# Start of Available data

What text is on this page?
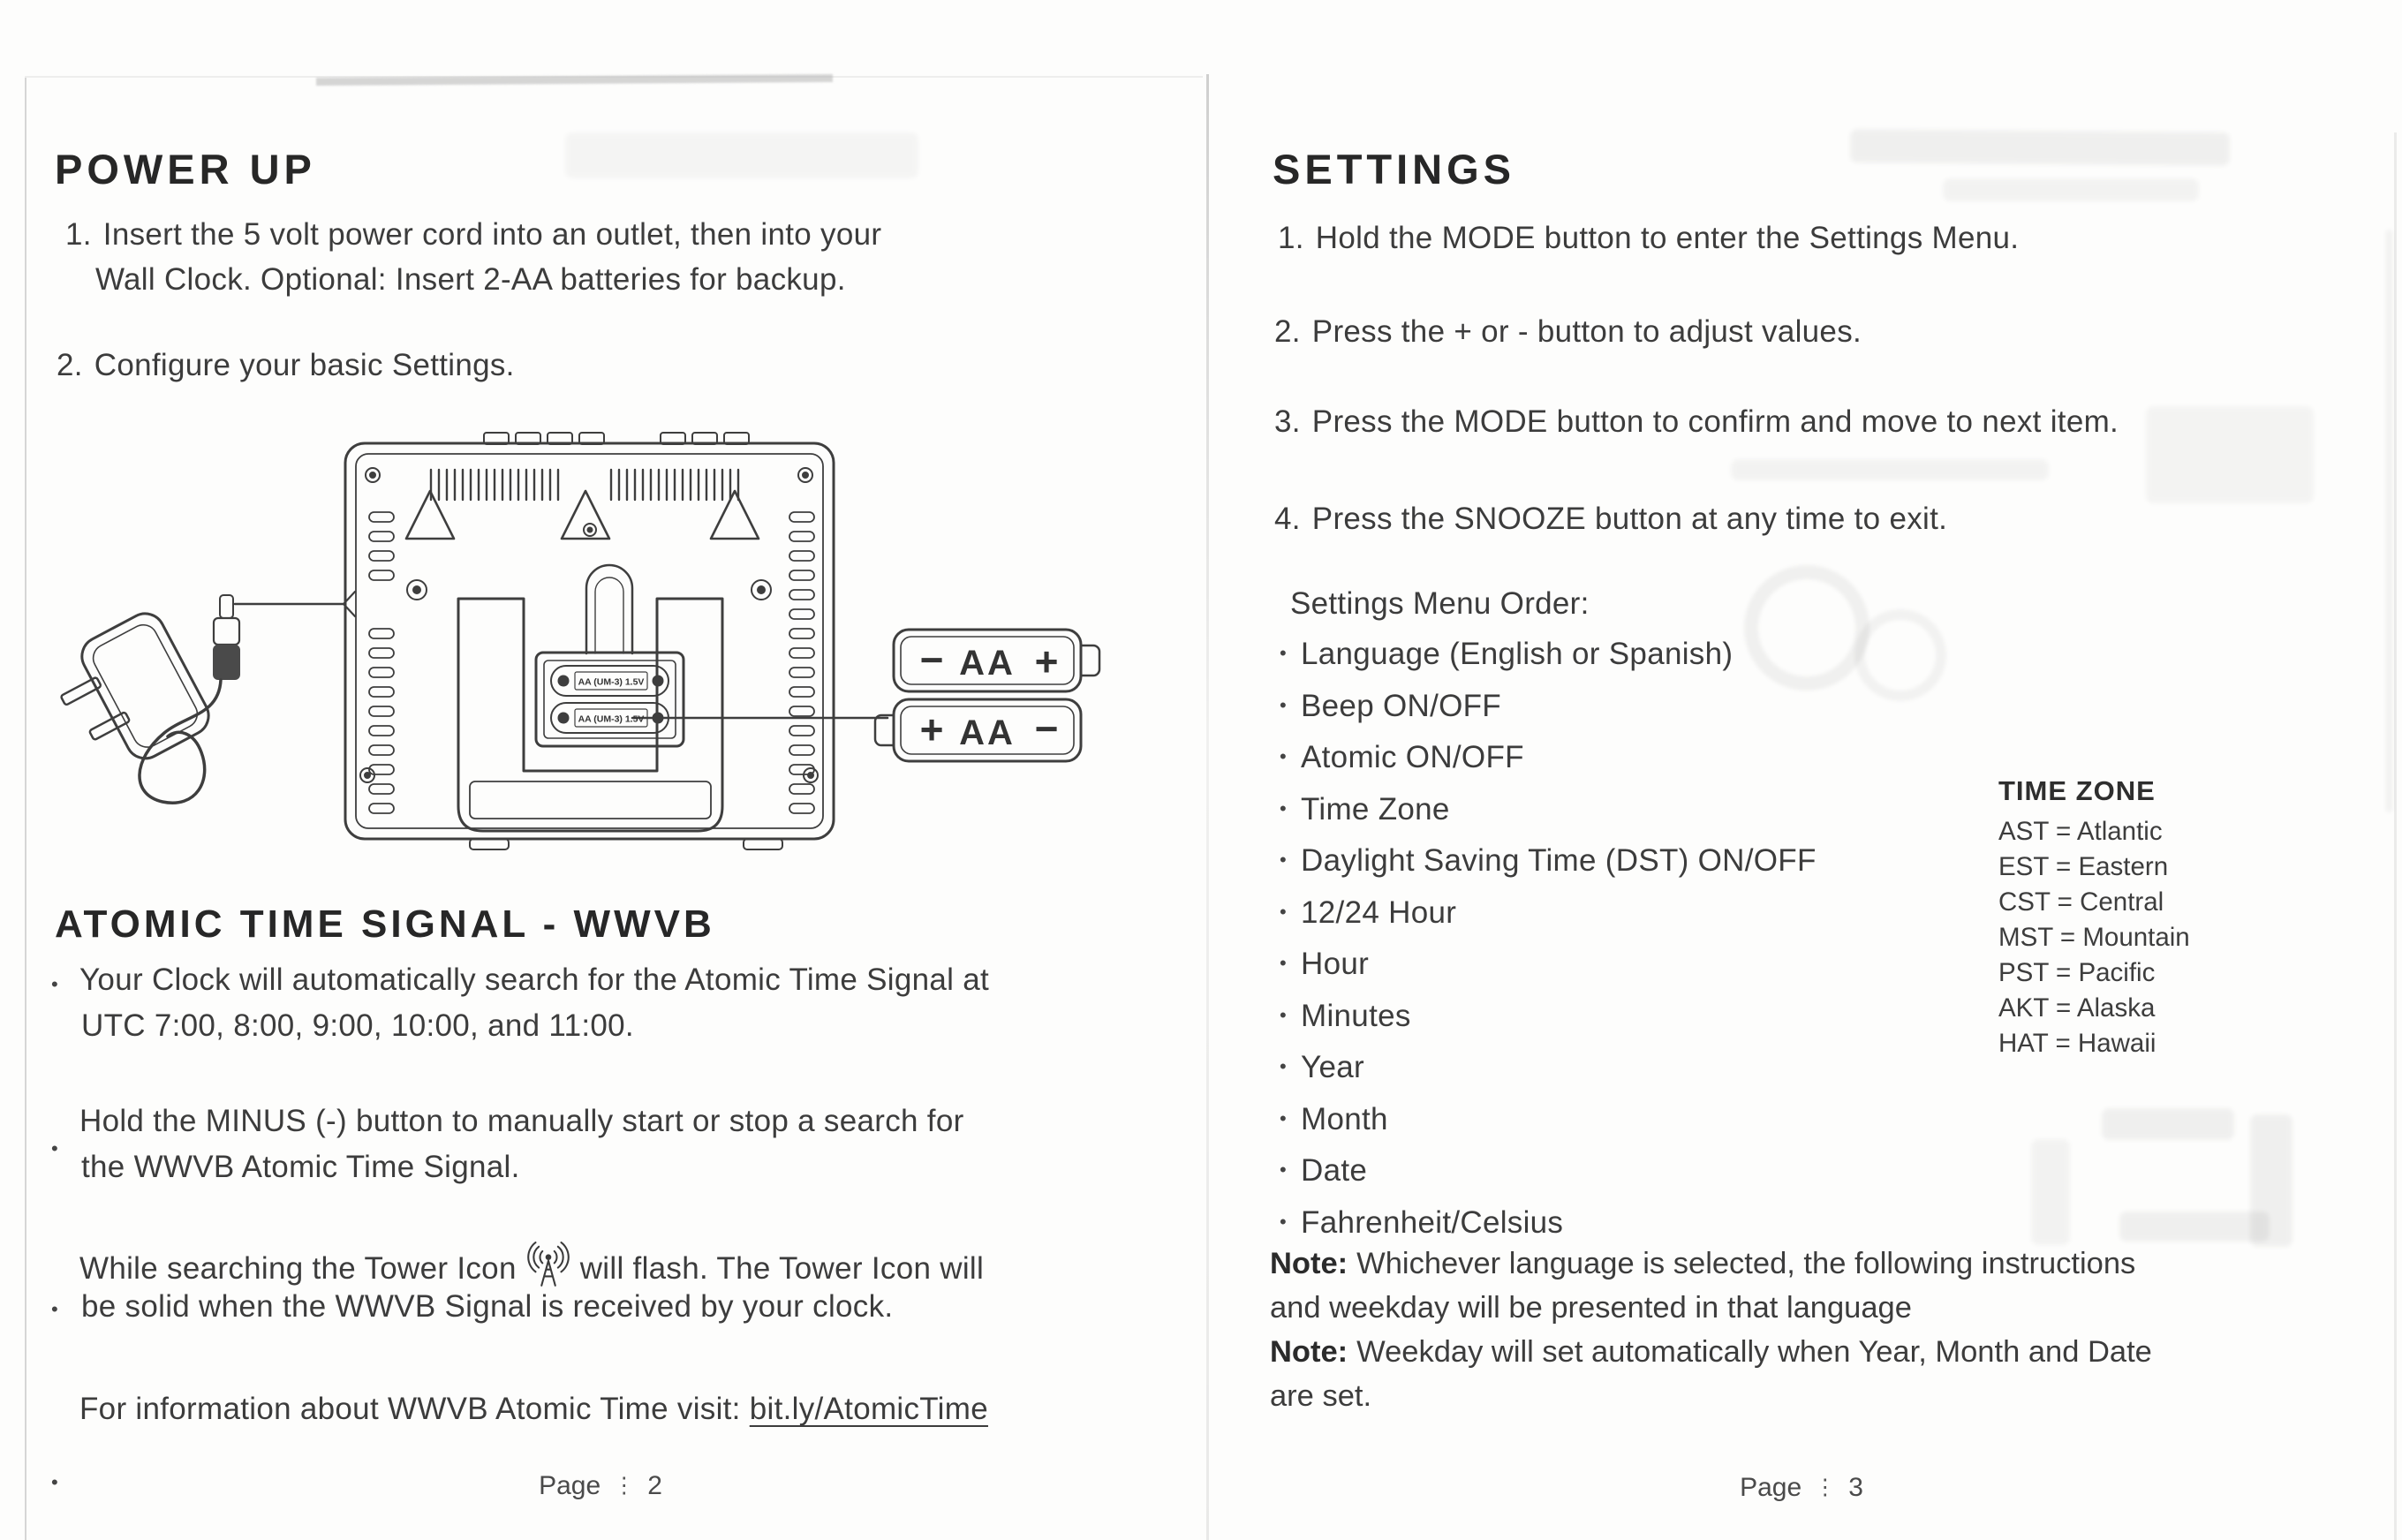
POWER UP
1. Insert the 5 volt power cord into an outlet, then into your
Wall Clock. Optional: Insert 2-AA batteries for backup.
2. Configure your basic Settings.
AA (UM-3) 1.5V
AA (UM-3) 1.5V
− AA +
+ AA −
ATOMIC TIME SIGNAL - WWVB
• Your Clock will automatically search for the Atomic Time Signal at
UTC 7:00, 8:00, 9:00, 10:00, and 11:00.
•
Hold the MINUS (-) button to manually start or stop a search for
the WWVB Atomic Time Signal.
•
While searching the Tower Icon will flash. The Tower Icon will
be solid when the WWVB Signal is received by your clock.
•
For information about WWVB Atomic Time visit: bit.ly/AtomicTime
Page ⋮ 2
SETTINGS
1. Hold the MODE button to enter the Settings Menu.
2. Press the + or - button to adjust values.
3. Press the MODE button to confirm and move to next item.
4. Press the SNOOZE button at any time to exit.
Settings Menu Order:
• Language (English or Spanish)
• Beep ON/OFF
• Atomic ON/OFF
• Time Zone
• Daylight Saving Time (DST) ON/OFF
• 12/24 Hour
• Hour
• Minutes
• Year
• Month
• Date
• Fahrenheit/Celsius
TIME ZONE
AST = Atlantic
EST = Eastern
CST = Central
MST = Mountain
PST = Pacific
AKT = Alaska
HAT = Hawaii
Note: Whichever language is selected, the following instructions
and weekday will be presented in that language
Note: Weekday will set automatically when Year, Month and Date
are set.
Page ⋮ 3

# End of Available data

Given problem
Output all of the data exactly as it stands, minus any images.

Task result
What text is on this page?
POWER UP
1. Insert the 5 volt power cord into an outlet, then into your
Wall Clock. Optional: Insert 2-AA batteries for backup.
2. Configure your basic Settings.
AA (UM-3) 1.5V
AA (UM-3) 1.5V
− AA +
+ AA −
ATOMIC TIME SIGNAL - WWVB
• Your Clock will automatically search for the Atomic Time Signal at
UTC 7:00, 8:00, 9:00, 10:00, and 11:00.
•
Hold the MINUS (-) button to manually start or stop a search for
the WWVB Atomic Time Signal.
•
While searching the Tower Icon will flash. The Tower Icon will
be solid when the WWVB Signal is received by your clock.
•
For information about WWVB Atomic Time visit: bit.ly/AtomicTime
Page ⋮ 2
SETTINGS
1. Hold the MODE button to enter the Settings Menu.
2. Press the + or - button to adjust values.
3. Press the MODE button to confirm and move to next item.
4. Press the SNOOZE button at any time to exit.
Settings Menu Order:
• Language (English or Spanish)
• Beep ON/OFF
• Atomic ON/OFF
• Time Zone
• Daylight Saving Time (DST) ON/OFF
• 12/24 Hour
• Hour
• Minutes
• Year
• Month
• Date
• Fahrenheit/Celsius
TIME ZONE
AST = Atlantic
EST = Eastern
CST = Central
MST = Mountain
PST = Pacific
AKT = Alaska
HAT = Hawaii
Note: Whichever language is selected, the following instructions
and weekday will be presented in that language
Note: Weekday will set automatically when Year, Month and Date
are set.
Page ⋮ 3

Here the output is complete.